►

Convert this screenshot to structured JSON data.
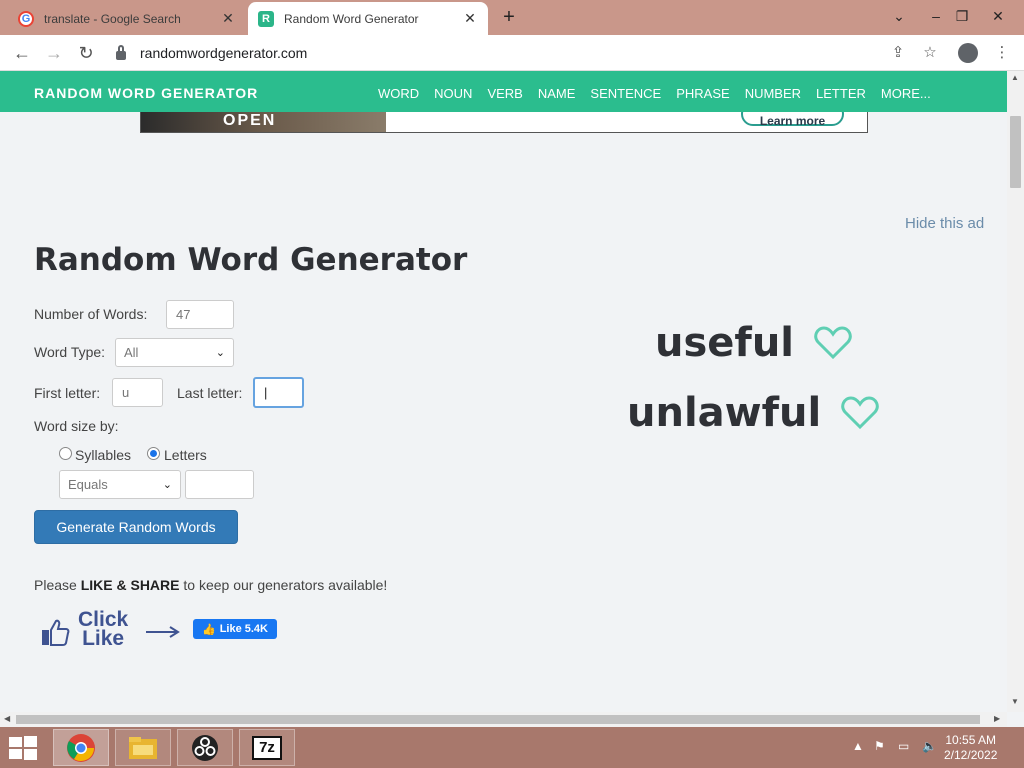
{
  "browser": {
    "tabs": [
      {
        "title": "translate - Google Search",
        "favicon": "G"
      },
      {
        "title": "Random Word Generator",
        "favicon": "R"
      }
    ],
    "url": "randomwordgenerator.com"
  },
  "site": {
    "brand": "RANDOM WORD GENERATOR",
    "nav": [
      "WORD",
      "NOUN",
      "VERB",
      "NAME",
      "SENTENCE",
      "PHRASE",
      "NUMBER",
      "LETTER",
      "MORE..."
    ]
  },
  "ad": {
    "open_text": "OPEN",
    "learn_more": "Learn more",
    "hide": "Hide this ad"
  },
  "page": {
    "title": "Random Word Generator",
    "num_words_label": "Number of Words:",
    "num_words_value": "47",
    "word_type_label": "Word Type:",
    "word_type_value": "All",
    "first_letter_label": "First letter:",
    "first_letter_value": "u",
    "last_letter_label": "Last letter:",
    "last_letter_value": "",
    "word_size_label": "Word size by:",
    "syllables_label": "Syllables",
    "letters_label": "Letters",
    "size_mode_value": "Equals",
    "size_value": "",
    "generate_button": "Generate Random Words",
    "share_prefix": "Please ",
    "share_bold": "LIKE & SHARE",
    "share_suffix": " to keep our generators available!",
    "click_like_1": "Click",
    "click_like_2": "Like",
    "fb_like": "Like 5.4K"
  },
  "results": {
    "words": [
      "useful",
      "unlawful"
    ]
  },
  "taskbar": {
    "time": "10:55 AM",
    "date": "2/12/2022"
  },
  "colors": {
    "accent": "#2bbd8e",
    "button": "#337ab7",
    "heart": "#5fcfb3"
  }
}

◄
►

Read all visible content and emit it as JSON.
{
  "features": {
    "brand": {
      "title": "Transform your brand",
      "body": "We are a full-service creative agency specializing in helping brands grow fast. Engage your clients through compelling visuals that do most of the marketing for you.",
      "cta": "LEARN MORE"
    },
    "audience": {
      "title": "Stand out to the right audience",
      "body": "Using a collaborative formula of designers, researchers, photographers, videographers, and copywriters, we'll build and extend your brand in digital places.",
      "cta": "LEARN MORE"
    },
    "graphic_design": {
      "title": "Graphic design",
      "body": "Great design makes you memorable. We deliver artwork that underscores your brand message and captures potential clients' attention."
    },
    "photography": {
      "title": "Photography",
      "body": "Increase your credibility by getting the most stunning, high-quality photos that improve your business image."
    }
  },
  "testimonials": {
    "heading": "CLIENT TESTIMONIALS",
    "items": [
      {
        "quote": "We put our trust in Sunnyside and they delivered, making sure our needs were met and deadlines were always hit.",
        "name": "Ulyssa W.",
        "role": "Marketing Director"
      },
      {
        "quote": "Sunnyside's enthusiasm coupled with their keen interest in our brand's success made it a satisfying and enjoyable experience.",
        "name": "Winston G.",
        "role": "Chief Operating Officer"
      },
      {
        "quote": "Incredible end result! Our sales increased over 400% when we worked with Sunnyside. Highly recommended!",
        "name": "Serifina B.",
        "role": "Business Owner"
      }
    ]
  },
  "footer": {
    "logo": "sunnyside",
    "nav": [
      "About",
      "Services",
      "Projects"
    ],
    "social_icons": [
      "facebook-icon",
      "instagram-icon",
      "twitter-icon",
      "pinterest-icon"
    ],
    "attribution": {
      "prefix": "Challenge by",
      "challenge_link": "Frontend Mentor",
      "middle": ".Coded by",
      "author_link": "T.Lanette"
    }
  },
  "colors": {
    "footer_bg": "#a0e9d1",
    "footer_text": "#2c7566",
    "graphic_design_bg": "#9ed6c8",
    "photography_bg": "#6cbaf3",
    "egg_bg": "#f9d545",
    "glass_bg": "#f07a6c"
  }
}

◄
►

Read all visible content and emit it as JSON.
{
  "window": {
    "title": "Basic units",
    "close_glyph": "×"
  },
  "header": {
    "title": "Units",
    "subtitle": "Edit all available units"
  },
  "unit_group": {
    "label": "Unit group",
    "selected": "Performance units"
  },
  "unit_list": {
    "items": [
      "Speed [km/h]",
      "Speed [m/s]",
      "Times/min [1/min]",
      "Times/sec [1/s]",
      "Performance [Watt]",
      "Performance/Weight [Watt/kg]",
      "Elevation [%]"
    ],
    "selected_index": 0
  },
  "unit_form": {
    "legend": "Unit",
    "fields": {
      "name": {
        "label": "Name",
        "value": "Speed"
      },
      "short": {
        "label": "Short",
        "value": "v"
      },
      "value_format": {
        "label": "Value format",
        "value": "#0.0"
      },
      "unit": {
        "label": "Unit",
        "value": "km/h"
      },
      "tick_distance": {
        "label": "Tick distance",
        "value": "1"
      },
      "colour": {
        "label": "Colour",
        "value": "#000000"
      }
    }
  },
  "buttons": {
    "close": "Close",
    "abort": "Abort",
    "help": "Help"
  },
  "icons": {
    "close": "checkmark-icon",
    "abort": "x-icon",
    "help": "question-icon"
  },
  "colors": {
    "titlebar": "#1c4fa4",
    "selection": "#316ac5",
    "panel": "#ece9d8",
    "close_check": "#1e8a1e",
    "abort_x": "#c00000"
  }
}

◄

Given instruction – Give the count of lines in the listing above that include "Performance", with no other words.

Response to the exercise – 3